** Extracted data entries **
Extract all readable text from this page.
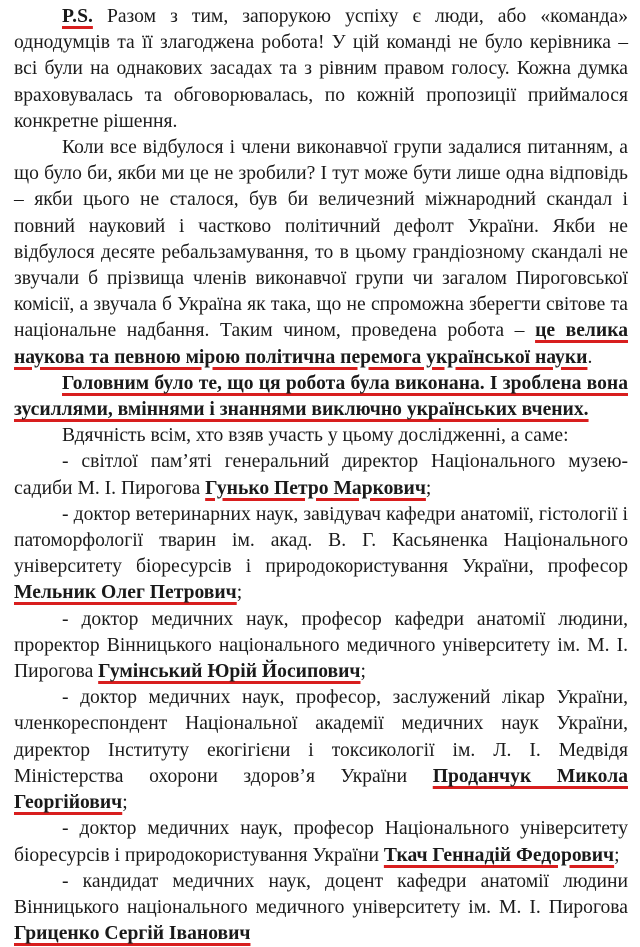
P.S. Разом з тим, запорукою успіху є люди, або «команда» однодумців та її злагоджена робота! У цій команді не було керівника – всі були на однакових засадах та з рівним правом голосу. Кожна думка враховувалась та обговорювалась, по кожній пропозиції приймалося конкретне рішення.

Коли все відбулося і члени виконавчої групи задалися питанням, а що було би, якби ми це не зробили? І тут може бути лише одна відповідь – якби цього не сталося, був би величезний міжнародний скандал і повний науковий і частково політичний дефолт України. Якби не відбулося десяте ребальзамування, то в цьому грандіозному скандалі не звучали б прізвища членів виконавчої групи чи загалом Пироговської комісії, а звучала б Україна як така, що не спроможна зберегти світове та національне надбання. Таким чином, проведена робота – це велика наукова та певною мірою політична перемога української науки.

Головним було те, що ця робота була виконана. І зроблена вона зусиллями, вміннями і знаннями виключно українських вчених.

Вдячність всім, хто взяв участь у цьому дослідженні, а саме:

- світлої пам’яті генеральний директор Національного музею-садиби М. І. Пирогова Гунько Петро Маркович;

- доктор ветеринарних наук, завідувач кафедри анатомії, гістології і патоморфології тварин ім. акад. В. Г. Касьяненка Національного університету біоресурсів і природокористування України, професор Мельник Олег Петрович;

- доктор медичних наук, професор кафедри анатомії людини, проректор Вінницького національного медичного університету ім. М. І. Пирогова Гумінський Юрій Йосипович;

- доктор медичних наук, професор, заслужений лікар України, членкореспондент Національної академії медичних наук України, директор Інституту екогігієни і токсикології ім. Л. І. Медвідя Міністерства охорони здоров’я України Проданчук Микола Георгійович;

- доктор медичних наук, професор Національного університету біоресурсів і природокористування України Ткач Геннадій Федорович;

- кандидат медичних наук, доцент кафедри анатомії людини Вінницького національного медичного університету ім. М. І. Пирогова Гриценко Сергій Іванович
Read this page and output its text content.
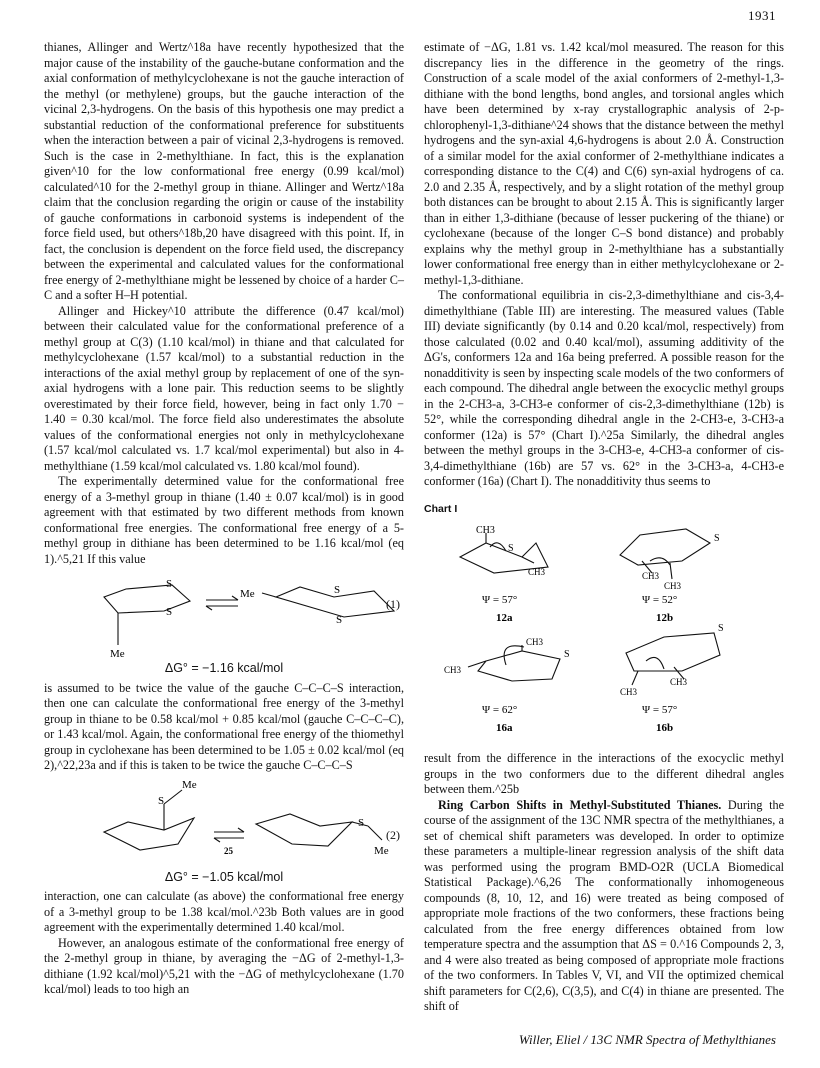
1931

thianes, Allinger and Wertz^18a have recently hypothesized that the major cause of the instability of the gauche-butane conformation and the axial conformation of methylcyclohexane is not the gauche interaction of the methyl (or methylene) groups, but the gauche interaction of the vicinal 2,3-hydrogens. On the basis of this hypothesis one may predict a substantial reduction of the conformational preference for substituents when the interaction between a pair of vicinal 2,3-hydrogens is removed. Such is the case in 2-methylthiane. In fact, this is the explanation given^10 for the low conformational free energy (0.99 kcal/mol) calculated^10 for the 2-methyl group in thiane. Allinger and Wertz^18a claim that the conclusion regarding the origin or cause of the instability of gauche conformations in carbonoid systems is independent of the force field used, but others^18b,20 have disagreed with this point. If, in fact, the conclusion is dependent on the force field used, the discrepancy between the experimental and calculated values for the conformational free energy of 2-methylthiane might be lessened by choice of a harder C–C and a softer H–H potential.

Allinger and Hickey^10 attribute the difference (0.47 kcal/mol) between their calculated value for the conformational preference of a methyl group at C(3) (1.10 kcal/mol) in thiane and that calculated for methylcyclohexane (1.57 kcal/mol) to a substantial reduction in the interactions of the axial methyl group by replacement of one of the syn-axial hydrogens with a lone pair. This reduction seems to be slightly overestimated by their force field, however, being in fact only 1.70 − 1.40 = 0.30 kcal/mol. The force field also underestimates the absolute values of the conformational energies not only in methylcyclohexane (1.57 kcal/mol calculated vs. 1.7 kcal/mol experimental) but also in 4-methylthiane (1.59 kcal/mol calculated vs. 1.80 kcal/mol found).

The experimentally determined value for the conformational free energy of a 3-methyl group in thiane (1.40 ± 0.07 kcal/mol) is in good agreement with that estimated by two different methods from known conformational free energies. The conformational free energy of a 5-methyl group in dithiane has been determined to be 1.16 kcal/mol (eq 1).^5,21 If this value

S
S
Me
Me	S
S
(1)
ΔG° = −1.16 kcal/mol

is assumed to be twice the value of the gauche C–C–C–S interaction, then one can calculate the conformational free energy of the 3-methyl group in thiane to be 0.58 kcal/mol + 0.85 kcal/mol (gauche C–C–C–C), or 1.43 kcal/mol. Again, the conformational free energy of the thiomethyl group in cyclohexane has been determined to be 1.05 ± 0.02 kcal/mol (eq 2),^22,23a and if this is taken to be twice the gauche C–C–C–S

S
Me
25
S
Me
(2)
ΔG° = −1.05 kcal/mol

interaction, one can calculate (as above) the conformational free energy of a 3-methyl group to be 1.38 kcal/mol.^23b Both values are in good agreement with the experimentally determined 1.40 kcal/mol.

However, an analogous estimate of the conformational free energy of the 2-methyl group in thiane, by averaging the −ΔG of 2-methyl-1,3-dithiane (1.92 kcal/mol)^5,21 with the −ΔG of methylcyclohexane (1.70 kcal/mol) leads to too high an

estimate of −ΔG, 1.81 vs. 1.42 kcal/mol measured. The reason for this discrepancy lies in the difference in the geometry of the rings. Construction of a scale model of the axial conformers of 2-methyl-1,3-dithiane with the bond lengths, bond angles, and torsional angles which have been determined by x-ray crystallographic analysis of 2-p-chlorophenyl-1,3-dithiane^24 shows that the distance between the methyl hydrogens and the syn-axial 4,6-hydrogens is about 2.0 Å. Construction of a similar model for the axial conformer of 2-methylthiane indicates a corresponding distance to the C(4) and C(6) syn-axial hydrogens of ca. 2.0 and 2.35 Å, respectively, and by a slight rotation of the methyl group both distances can be brought to about 2.15 Å. This is significantly larger than in either 1,3-dithiane (because of lesser puckering of the thiane) or cyclohexane (because of the longer C–S bond distance) and probably explains why the methyl group in 2-methylthiane has a substantially lower conformational free energy than in either methylcyclohexane or 2-methyl-1,3-dithiane.

The conformational equilibria in cis-2,3-dimethylthiane and cis-3,4-dimethylthiane (Table III) are interesting. The measured values (Table III) deviate significantly (by 0.14 and 0.20 kcal/mol, respectively) from those calculated (0.02 and 0.40 kcal/mol), assuming additivity of the ΔG's, conformers 12a and 16a being preferred. A possible reason for the nonadditivity is seen by inspecting scale models of the two conformers of each compound. The dihedral angle between the exocyclic methyl groups in the 2-CH3-a, 3-CH3-e conformer of cis-2,3-dimethylthiane (12b) is 52°, while the corresponding dihedral angle in the 2-CH3-e, 3-CH3-a conformer (12a) is 57° (Chart I).^25a Similarly, the dihedral angles between the methyl groups in the 3-CH3-e, 4-CH3-a conformer of cis-3,4-dimethylthiane (16b) are 57 vs. 62° in the 3-CH3-a, 4-CH3-e conformer (16a) (Chart I). The nonadditivity thus seems to

Chart I
CH3
S
CH3
Ψ = 57°
12a
S
CH3
CH3
Ψ = 52°
12b
CH3
S
CH3
Ψ = 62°
16a
S
CH3
CH3
Ψ = 57°
16b

result from the difference in the interactions of the exocyclic methyl groups in the two conformers due to the different dihedral angles between them.^25b

Ring Carbon Shifts in Methyl-Substituted Thianes. During the course of the assignment of the 13C NMR spectra of the methylthianes, a set of chemical shift parameters was developed. In order to optimize these parameters a multiple-linear regression analysis of the shift data was performed using the program BMD-O2R (UCLA Biomedical Statistical Package).^6,26 The conformationally inhomogeneous compounds (8, 10, 12, and 16) were treated as being composed of appropriate mole fractions of the two conformers, these fractions being calculated from the free energy differences obtained from low temperature spectra and the assumption that ΔS = 0.^16 Compounds 2, 3, and 4 were also treated as being composed of appropriate mole fractions of the two conformers. In Tables V, VI, and VII the optimized chemical shift parameters for C(2,6), C(3,5), and C(4) in thiane are presented. The shift of

Willer, Eliel / 13C NMR Spectra of Methylthianes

** What you should do **
Pick out each line in the material containing "text".

** The result **
Extract all readable text from this page.
Read this page and output its text content.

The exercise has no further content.